Lines containing the string "прочие" are to be collected in full.

Listed records ▸
#####

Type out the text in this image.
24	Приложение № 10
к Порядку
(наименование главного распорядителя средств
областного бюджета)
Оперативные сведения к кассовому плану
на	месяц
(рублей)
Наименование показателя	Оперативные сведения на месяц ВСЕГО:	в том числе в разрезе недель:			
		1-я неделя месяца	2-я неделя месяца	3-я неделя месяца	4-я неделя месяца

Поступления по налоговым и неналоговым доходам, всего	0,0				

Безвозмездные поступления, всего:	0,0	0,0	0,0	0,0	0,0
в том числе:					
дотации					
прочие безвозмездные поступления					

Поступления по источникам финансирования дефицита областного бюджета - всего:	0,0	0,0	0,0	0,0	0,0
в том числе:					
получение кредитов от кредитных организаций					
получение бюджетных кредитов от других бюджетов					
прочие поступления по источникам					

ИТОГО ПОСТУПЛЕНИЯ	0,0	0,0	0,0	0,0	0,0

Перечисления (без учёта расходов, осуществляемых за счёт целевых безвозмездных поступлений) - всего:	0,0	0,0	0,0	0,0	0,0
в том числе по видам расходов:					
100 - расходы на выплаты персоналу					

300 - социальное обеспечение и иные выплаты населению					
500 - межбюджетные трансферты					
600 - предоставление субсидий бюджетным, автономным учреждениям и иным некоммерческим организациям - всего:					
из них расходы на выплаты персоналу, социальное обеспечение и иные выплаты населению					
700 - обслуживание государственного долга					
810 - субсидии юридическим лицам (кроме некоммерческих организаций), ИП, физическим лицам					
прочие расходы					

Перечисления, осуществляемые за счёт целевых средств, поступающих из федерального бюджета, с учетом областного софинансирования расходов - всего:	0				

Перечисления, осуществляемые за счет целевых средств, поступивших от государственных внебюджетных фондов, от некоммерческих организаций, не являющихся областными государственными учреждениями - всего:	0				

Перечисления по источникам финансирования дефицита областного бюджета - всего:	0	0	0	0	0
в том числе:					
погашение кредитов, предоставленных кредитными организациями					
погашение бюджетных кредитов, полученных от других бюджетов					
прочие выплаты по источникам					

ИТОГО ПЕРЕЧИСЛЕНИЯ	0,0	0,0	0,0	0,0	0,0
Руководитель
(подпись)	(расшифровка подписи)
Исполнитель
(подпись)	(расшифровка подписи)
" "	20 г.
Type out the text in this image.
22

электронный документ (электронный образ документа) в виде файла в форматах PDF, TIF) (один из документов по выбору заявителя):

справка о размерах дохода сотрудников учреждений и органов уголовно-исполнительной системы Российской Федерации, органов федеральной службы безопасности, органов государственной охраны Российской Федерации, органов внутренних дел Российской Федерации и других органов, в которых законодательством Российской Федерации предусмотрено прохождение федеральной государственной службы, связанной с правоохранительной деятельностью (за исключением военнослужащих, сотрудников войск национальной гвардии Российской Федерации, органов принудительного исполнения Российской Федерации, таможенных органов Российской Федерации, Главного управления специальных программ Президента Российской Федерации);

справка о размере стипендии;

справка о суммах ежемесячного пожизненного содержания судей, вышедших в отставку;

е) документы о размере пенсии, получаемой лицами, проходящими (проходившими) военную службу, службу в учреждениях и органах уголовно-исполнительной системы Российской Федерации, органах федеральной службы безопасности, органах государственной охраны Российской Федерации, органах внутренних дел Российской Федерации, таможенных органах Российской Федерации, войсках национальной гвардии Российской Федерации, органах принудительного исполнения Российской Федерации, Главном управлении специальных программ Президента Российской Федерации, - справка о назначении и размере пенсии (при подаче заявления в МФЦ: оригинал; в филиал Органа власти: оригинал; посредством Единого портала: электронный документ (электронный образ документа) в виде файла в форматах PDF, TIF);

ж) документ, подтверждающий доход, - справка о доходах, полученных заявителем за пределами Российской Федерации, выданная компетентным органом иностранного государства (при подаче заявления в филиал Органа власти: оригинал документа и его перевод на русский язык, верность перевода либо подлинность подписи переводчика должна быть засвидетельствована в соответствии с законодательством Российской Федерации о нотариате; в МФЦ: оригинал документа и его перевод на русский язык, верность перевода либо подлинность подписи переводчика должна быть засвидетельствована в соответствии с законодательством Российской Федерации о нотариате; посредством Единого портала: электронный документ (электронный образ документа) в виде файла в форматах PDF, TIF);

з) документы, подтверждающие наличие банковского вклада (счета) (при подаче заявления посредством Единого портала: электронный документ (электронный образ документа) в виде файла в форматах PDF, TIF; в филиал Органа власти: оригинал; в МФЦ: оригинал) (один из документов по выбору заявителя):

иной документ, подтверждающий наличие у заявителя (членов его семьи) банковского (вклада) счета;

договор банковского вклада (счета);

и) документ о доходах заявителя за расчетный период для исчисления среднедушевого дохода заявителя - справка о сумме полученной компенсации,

#####

Written solution ▸
прочие безвозмездные поступления					
прочие поступления по источникам					
прочие расходы					
прочие выплаты по источникам					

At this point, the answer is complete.